Supplied data =>
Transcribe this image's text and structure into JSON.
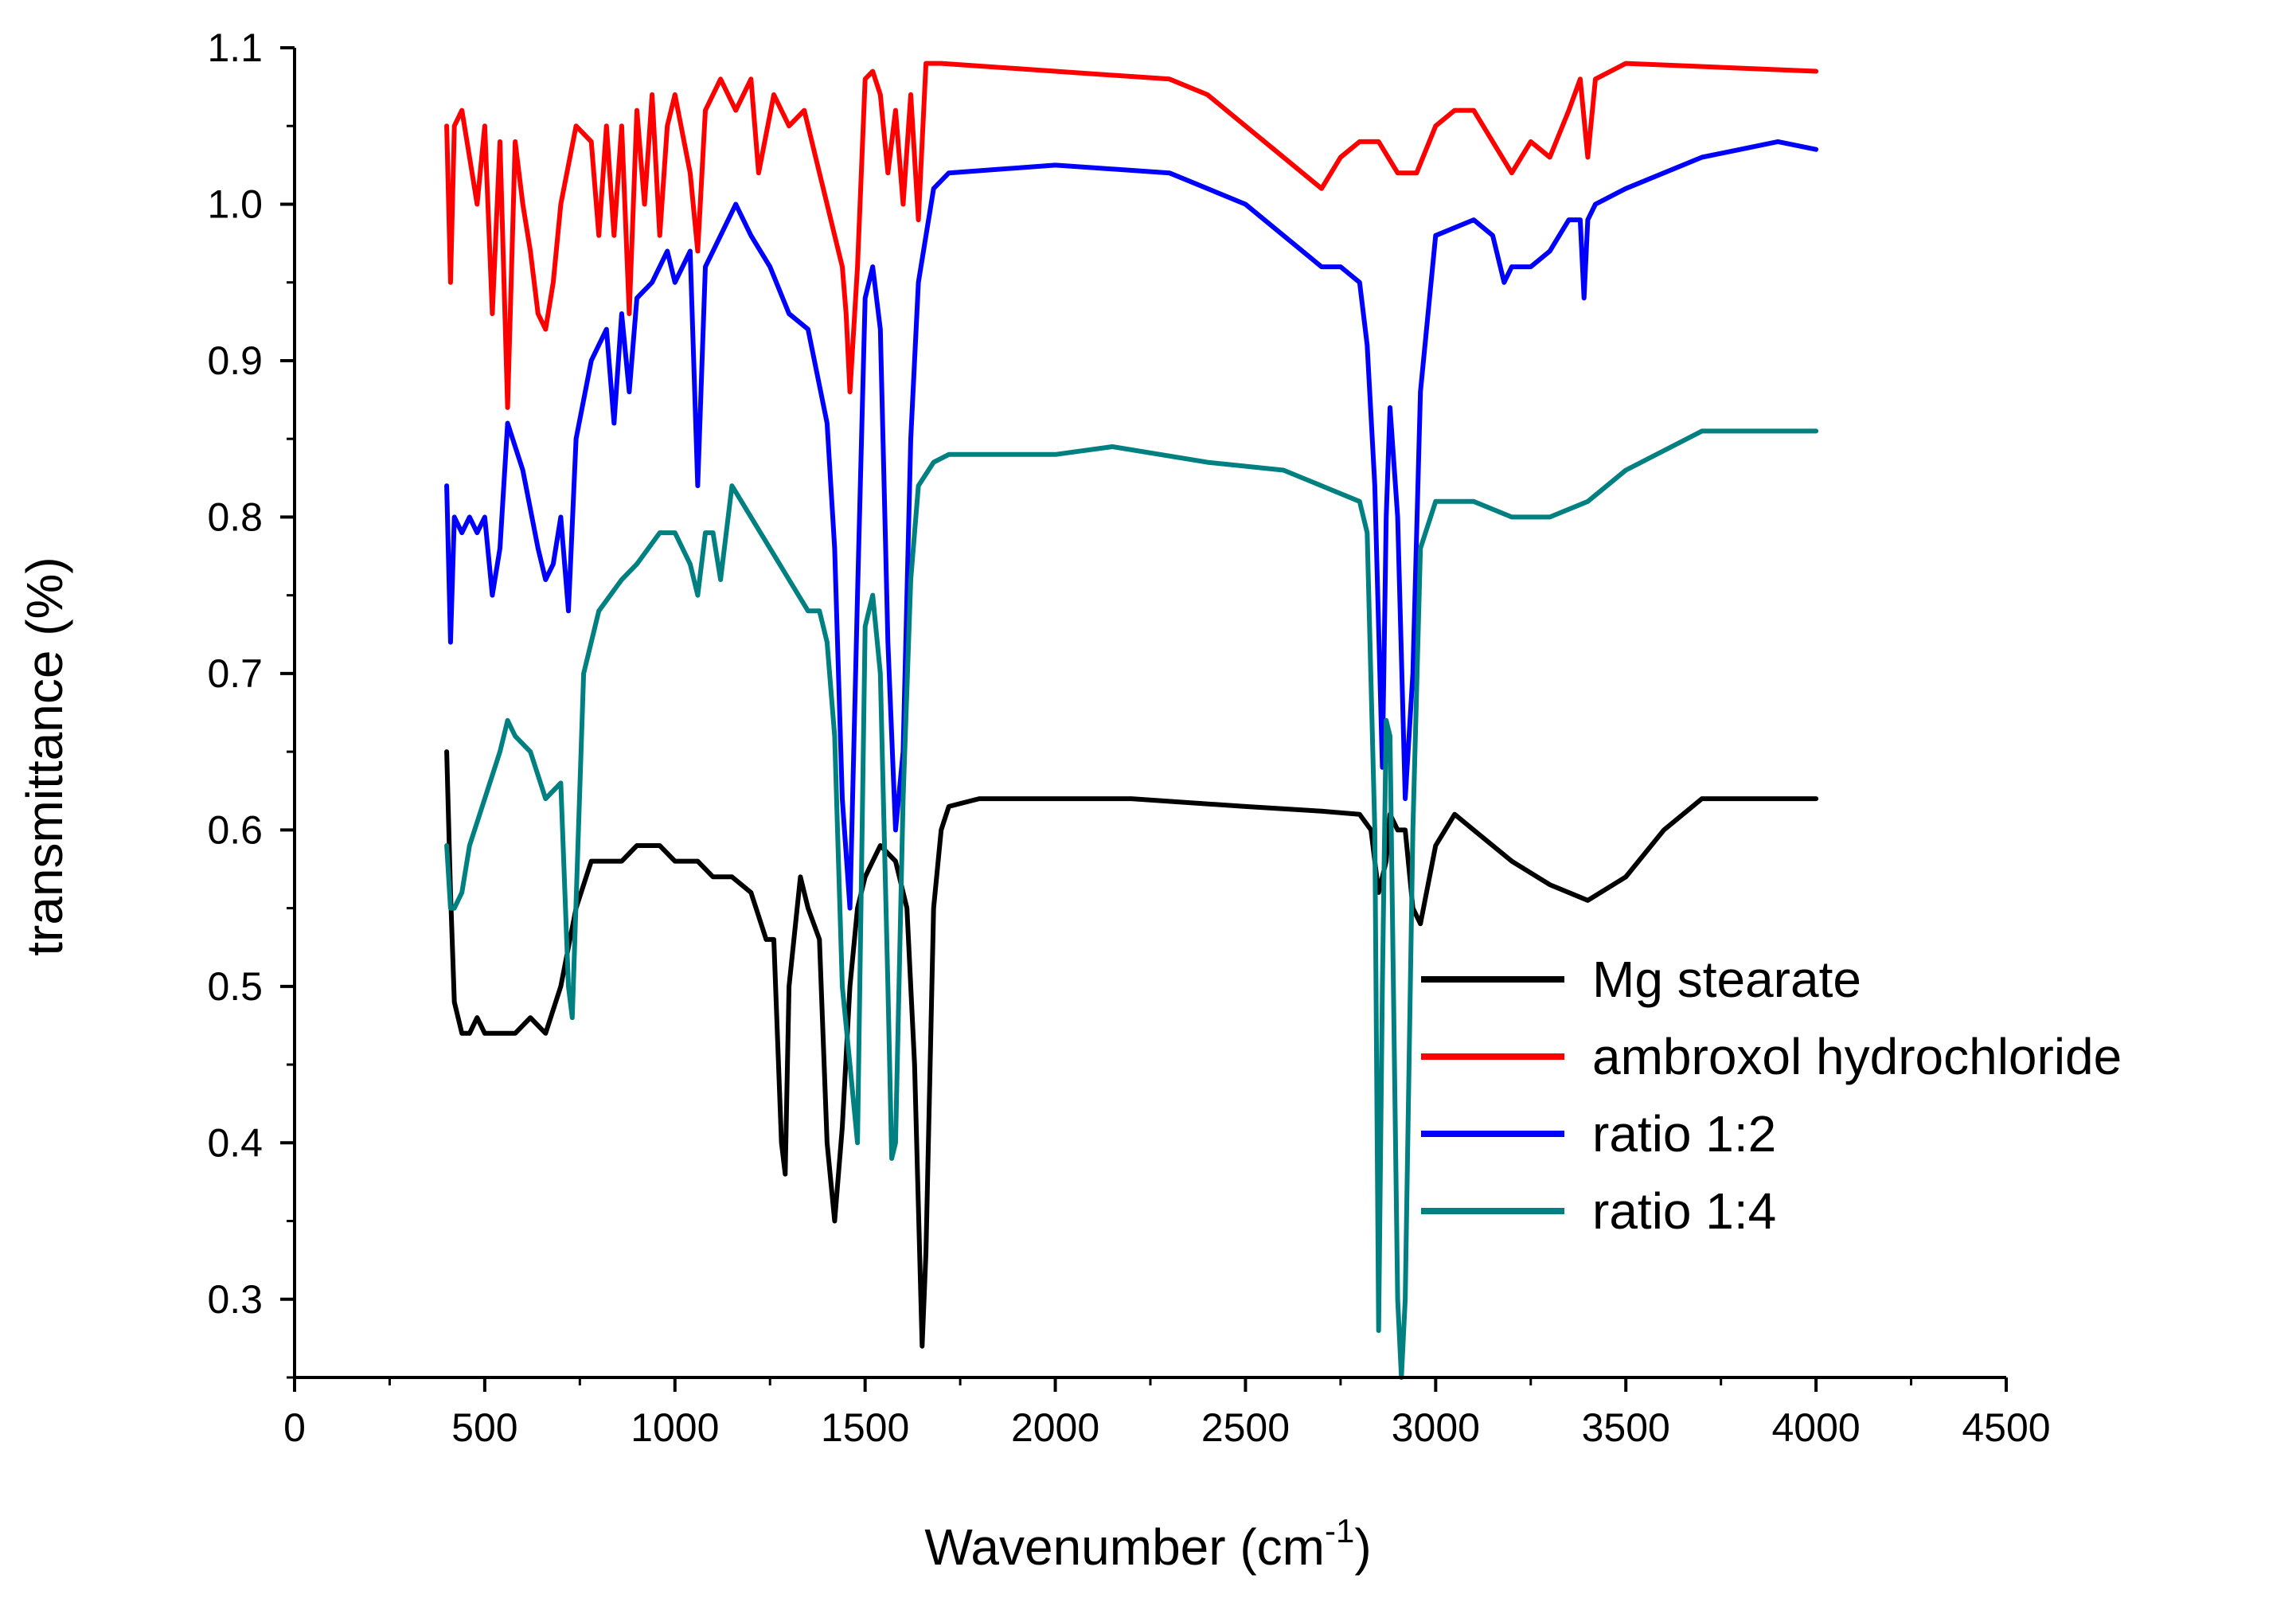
{
  "chart_data": {
    "type": "line",
    "title": "",
    "xlabel": "Wavenumber (cm",
    "xlabel_sup": "-1",
    "xlabel_close": ")",
    "ylabel": "transmittance (%)",
    "xlim": [
      0,
      4500
    ],
    "ylim": [
      0.25,
      1.1
    ],
    "xticks": [
      0,
      500,
      1000,
      1500,
      2000,
      2500,
      3000,
      3500,
      4000,
      4500
    ],
    "xtick_labels": [
      "0",
      "500",
      "1000",
      "1500",
      "2000",
      "2500",
      "3000",
      "3500",
      "4000",
      "4500"
    ],
    "yticks": [
      0.3,
      0.4,
      0.5,
      0.6,
      0.7,
      0.8,
      0.9,
      1.0,
      1.1
    ],
    "ytick_labels": [
      "0.3",
      "0.4",
      "0.5",
      "0.6",
      "0.7",
      "0.8",
      "0.9",
      "1.0",
      "1.1"
    ],
    "grid": false,
    "legend_position": "lower-right",
    "series": [
      {
        "name": "Mg stearate",
        "color": "#000000",
        "x": [
          400,
          410,
          420,
          440,
          460,
          480,
          500,
          540,
          580,
          620,
          660,
          700,
          740,
          780,
          820,
          860,
          900,
          960,
          1000,
          1060,
          1100,
          1150,
          1200,
          1240,
          1260,
          1280,
          1290,
          1300,
          1330,
          1350,
          1380,
          1400,
          1420,
          1440,
          1460,
          1480,
          1500,
          1520,
          1540,
          1580,
          1610,
          1630,
          1650,
          1660,
          1680,
          1700,
          1720,
          1800,
          2000,
          2200,
          2500,
          2700,
          2800,
          2830,
          2850,
          2870,
          2880,
          2900,
          2920,
          2940,
          2960,
          3000,
          3050,
          3100,
          3200,
          3300,
          3400,
          3500,
          3600,
          3700,
          3800,
          4000
        ],
        "y": [
          0.65,
          0.56,
          0.49,
          0.47,
          0.47,
          0.48,
          0.47,
          0.47,
          0.47,
          0.48,
          0.47,
          0.5,
          0.55,
          0.58,
          0.58,
          0.58,
          0.59,
          0.59,
          0.58,
          0.58,
          0.57,
          0.57,
          0.56,
          0.53,
          0.53,
          0.4,
          0.38,
          0.5,
          0.57,
          0.55,
          0.53,
          0.4,
          0.35,
          0.41,
          0.5,
          0.55,
          0.57,
          0.58,
          0.59,
          0.58,
          0.55,
          0.45,
          0.27,
          0.33,
          0.55,
          0.6,
          0.615,
          0.62,
          0.62,
          0.62,
          0.615,
          0.612,
          0.61,
          0.6,
          0.56,
          0.58,
          0.61,
          0.6,
          0.6,
          0.55,
          0.54,
          0.59,
          0.61,
          0.6,
          0.58,
          0.565,
          0.555,
          0.57,
          0.6,
          0.62,
          0.62,
          0.62
        ]
      },
      {
        "name": "ambroxol hydrochloride",
        "color": "#ff0000",
        "x": [
          400,
          410,
          420,
          440,
          460,
          480,
          500,
          520,
          540,
          560,
          580,
          600,
          620,
          640,
          660,
          680,
          700,
          740,
          780,
          800,
          820,
          840,
          860,
          880,
          900,
          920,
          940,
          960,
          980,
          1000,
          1040,
          1060,
          1080,
          1120,
          1160,
          1200,
          1220,
          1260,
          1300,
          1340,
          1380,
          1400,
          1420,
          1440,
          1450,
          1460,
          1480,
          1500,
          1520,
          1540,
          1560,
          1580,
          1600,
          1620,
          1640,
          1660,
          1700,
          2000,
          2300,
          2400,
          2500,
          2600,
          2650,
          2700,
          2750,
          2800,
          2850,
          2900,
          2950,
          3000,
          3050,
          3100,
          3150,
          3200,
          3250,
          3300,
          3350,
          3380,
          3400,
          3420,
          3500,
          4000
        ],
        "y": [
          1.05,
          0.95,
          1.05,
          1.06,
          1.03,
          1.0,
          1.05,
          0.93,
          1.04,
          0.87,
          1.04,
          1.0,
          0.97,
          0.93,
          0.92,
          0.95,
          1.0,
          1.05,
          1.04,
          0.98,
          1.05,
          0.98,
          1.05,
          0.93,
          1.06,
          1.0,
          1.07,
          0.98,
          1.05,
          1.07,
          1.02,
          0.97,
          1.06,
          1.08,
          1.06,
          1.08,
          1.02,
          1.07,
          1.05,
          1.06,
          1.02,
          1.0,
          0.98,
          0.96,
          0.93,
          0.88,
          0.96,
          1.08,
          1.085,
          1.07,
          1.02,
          1.06,
          1.0,
          1.07,
          0.99,
          1.09,
          1.09,
          1.085,
          1.08,
          1.07,
          1.05,
          1.03,
          1.02,
          1.01,
          1.03,
          1.04,
          1.04,
          1.02,
          1.02,
          1.05,
          1.06,
          1.06,
          1.04,
          1.02,
          1.04,
          1.03,
          1.06,
          1.08,
          1.03,
          1.08,
          1.09,
          1.085
        ]
      },
      {
        "name": "ratio 1:2",
        "color": "#0000ff",
        "x": [
          400,
          410,
          420,
          440,
          460,
          480,
          500,
          520,
          540,
          560,
          600,
          640,
          660,
          680,
          700,
          720,
          740,
          780,
          820,
          840,
          860,
          880,
          900,
          940,
          980,
          1000,
          1040,
          1060,
          1080,
          1100,
          1140,
          1160,
          1200,
          1250,
          1300,
          1350,
          1400,
          1420,
          1440,
          1460,
          1480,
          1500,
          1520,
          1540,
          1560,
          1580,
          1600,
          1620,
          1640,
          1680,
          1720,
          2000,
          2300,
          2500,
          2600,
          2700,
          2750,
          2800,
          2820,
          2840,
          2860,
          2870,
          2880,
          2900,
          2920,
          2940,
          2960,
          3000,
          3100,
          3150,
          3180,
          3200,
          3250,
          3300,
          3350,
          3380,
          3390,
          3400,
          3420,
          3500,
          3700,
          3900,
          4000
        ],
        "y": [
          0.82,
          0.72,
          0.8,
          0.79,
          0.8,
          0.79,
          0.8,
          0.75,
          0.78,
          0.86,
          0.83,
          0.78,
          0.76,
          0.77,
          0.8,
          0.74,
          0.85,
          0.9,
          0.92,
          0.86,
          0.93,
          0.88,
          0.94,
          0.95,
          0.97,
          0.95,
          0.97,
          0.82,
          0.96,
          0.97,
          0.99,
          1.0,
          0.98,
          0.96,
          0.93,
          0.92,
          0.86,
          0.78,
          0.62,
          0.55,
          0.75,
          0.94,
          0.96,
          0.92,
          0.72,
          0.6,
          0.65,
          0.85,
          0.95,
          1.01,
          1.02,
          1.025,
          1.02,
          1.0,
          0.98,
          0.96,
          0.96,
          0.95,
          0.91,
          0.82,
          0.64,
          0.8,
          0.87,
          0.8,
          0.62,
          0.7,
          0.88,
          0.98,
          0.99,
          0.98,
          0.95,
          0.96,
          0.96,
          0.97,
          0.99,
          0.99,
          0.94,
          0.99,
          1.0,
          1.01,
          1.03,
          1.04,
          1.035
        ]
      },
      {
        "name": "ratio 1:4",
        "color": "#008080",
        "x": [
          400,
          410,
          420,
          440,
          460,
          500,
          540,
          560,
          580,
          620,
          660,
          700,
          720,
          730,
          760,
          800,
          860,
          900,
          960,
          1000,
          1040,
          1060,
          1080,
          1100,
          1120,
          1150,
          1200,
          1250,
          1300,
          1350,
          1380,
          1400,
          1420,
          1440,
          1460,
          1480,
          1500,
          1520,
          1540,
          1560,
          1570,
          1580,
          1600,
          1620,
          1640,
          1680,
          1720,
          2000,
          2150,
          2400,
          2600,
          2700,
          2800,
          2820,
          2840,
          2850,
          2860,
          2870,
          2880,
          2900,
          2910,
          2920,
          2940,
          2960,
          3000,
          3100,
          3200,
          3300,
          3400,
          3500,
          3700,
          3800,
          4000
        ],
        "y": [
          0.59,
          0.55,
          0.55,
          0.56,
          0.59,
          0.62,
          0.65,
          0.67,
          0.66,
          0.65,
          0.62,
          0.63,
          0.5,
          0.48,
          0.7,
          0.74,
          0.76,
          0.77,
          0.79,
          0.79,
          0.77,
          0.75,
          0.79,
          0.79,
          0.76,
          0.82,
          0.8,
          0.78,
          0.76,
          0.74,
          0.74,
          0.72,
          0.66,
          0.5,
          0.45,
          0.4,
          0.73,
          0.75,
          0.7,
          0.5,
          0.39,
          0.4,
          0.62,
          0.76,
          0.82,
          0.835,
          0.84,
          0.84,
          0.845,
          0.835,
          0.83,
          0.82,
          0.81,
          0.79,
          0.6,
          0.28,
          0.5,
          0.67,
          0.66,
          0.3,
          0.25,
          0.3,
          0.6,
          0.78,
          0.81,
          0.81,
          0.8,
          0.8,
          0.81,
          0.83,
          0.855,
          0.855,
          0.855
        ]
      }
    ]
  }
}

Written request =>
Show the lines of the records that include the string "color".

Completed task =>
        "color": "#000000",
        "color": "#ff0000",
        "color": "#0000ff",
        "color": "#008080",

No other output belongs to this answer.